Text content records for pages
----

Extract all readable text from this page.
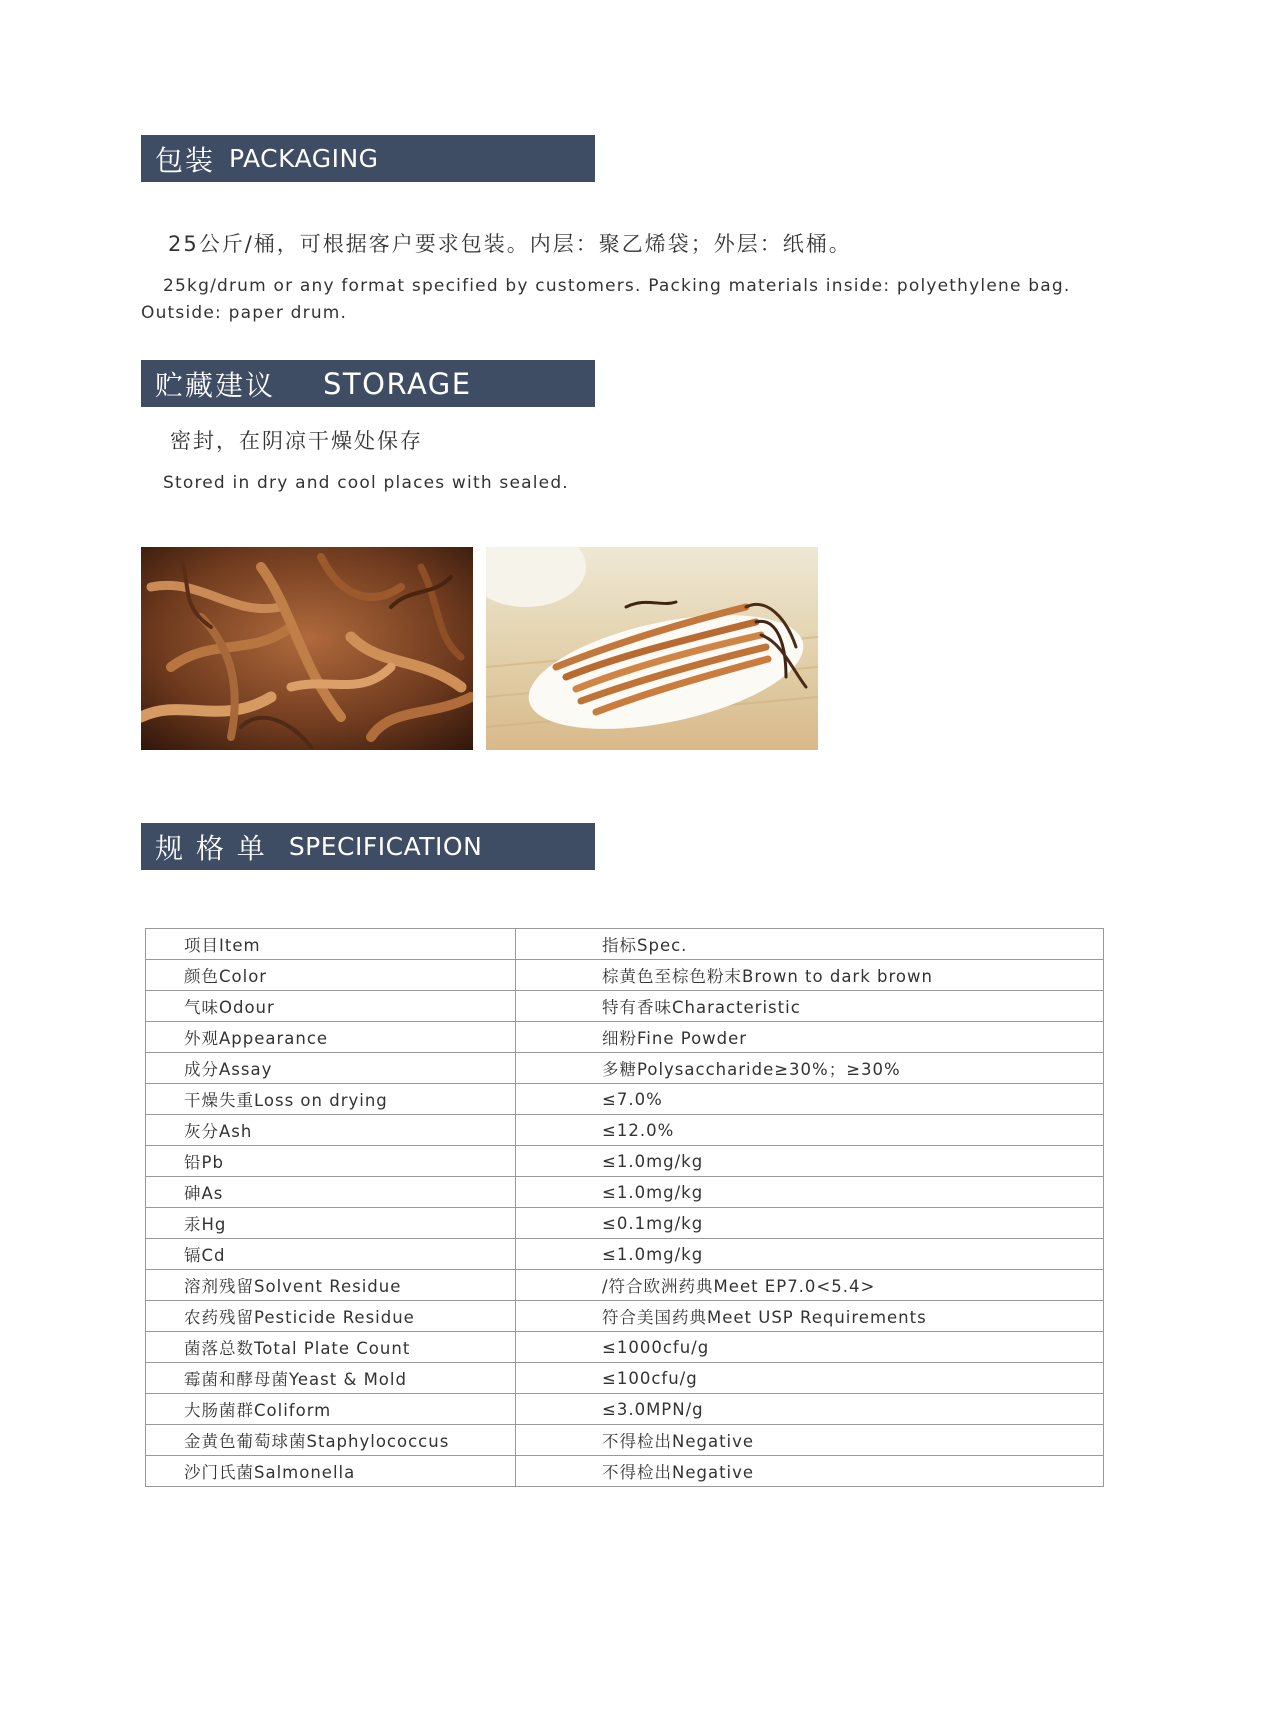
包装 PACKAGING
25公斤/桶，可根据客户要求包装。内层：聚乙烯袋；外层：纸桶。
25kg/drum or any format specified by customers. Packing materials inside: polyethylene bag. Outside: paper drum.
贮藏建议 STORAGE
密封，在阴凉干燥处保存
Stored in dry and cool places with sealed.
规 格 单 SPECIFICATION
项目Item	指标Spec.
颜色Color	棕黄色至棕色粉末Brown to dark brown
气味Odour	特有香味Characteristic
外观Appearance	细粉Fine Powder
成分Assay	多糖Polysaccharide≥30%；≥30%
干燥失重Loss on drying	≤7.0%
灰分Ash	≤12.0%
铅Pb	≤1.0mg/kg
砷As	≤1.0mg/kg
汞Hg	≤0.1mg/kg
镉Cd	≤1.0mg/kg
溶剂残留Solvent Residue	/符合欧洲药典Meet EP7.0<5.4>
农药残留Pesticide Residue	符合美国药典Meet USP Requirements
菌落总数Total Plate Count	≤1000cfu/g
霉菌和酵母菌Yeast & Mold	≤100cfu/g
大肠菌群Coliform	≤3.0MPN/g
金黄色葡萄球菌Staphylococcus	不得检出Negative
沙门氏菌Salmonella	不得检出Negative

----

• What is needed: From the entries above, write out every line without a single change, skipping the images.

• Solution below:
Extract all readable text from this page.
包装 PACKAGING
25公斤/桶，可根据客户要求包装。内层：聚乙烯袋；外层：纸桶。
25kg/drum or any format specified by customers. Packing materials inside: polyethylene bag. Outside: paper drum.
贮藏建议 STORAGE
密封，在阴凉干燥处保存
Stored in dry and cool places with sealed.
规 格 单 SPECIFICATION
项目Item	指标Spec.
颜色Color	棕黄色至棕色粉末Brown to dark brown
气味Odour	特有香味Characteristic
外观Appearance	细粉Fine Powder
成分Assay	多糖Polysaccharide≥30%；≥30%
干燥失重Loss on drying	≤7.0%
灰分Ash	≤12.0%
铅Pb	≤1.0mg/kg
砷As	≤1.0mg/kg
汞Hg	≤0.1mg/kg
镉Cd	≤1.0mg/kg
溶剂残留Solvent Residue	/符合欧洲药典Meet EP7.0<5.4>
农药残留Pesticide Residue	符合美国药典Meet USP Requirements
菌落总数Total Plate Count	≤1000cfu/g
霉菌和酵母菌Yeast & Mold	≤100cfu/g
大肠菌群Coliform	≤3.0MPN/g
金黄色葡萄球菌Staphylococcus	不得检出Negative
沙门氏菌Salmonella	不得检出Negative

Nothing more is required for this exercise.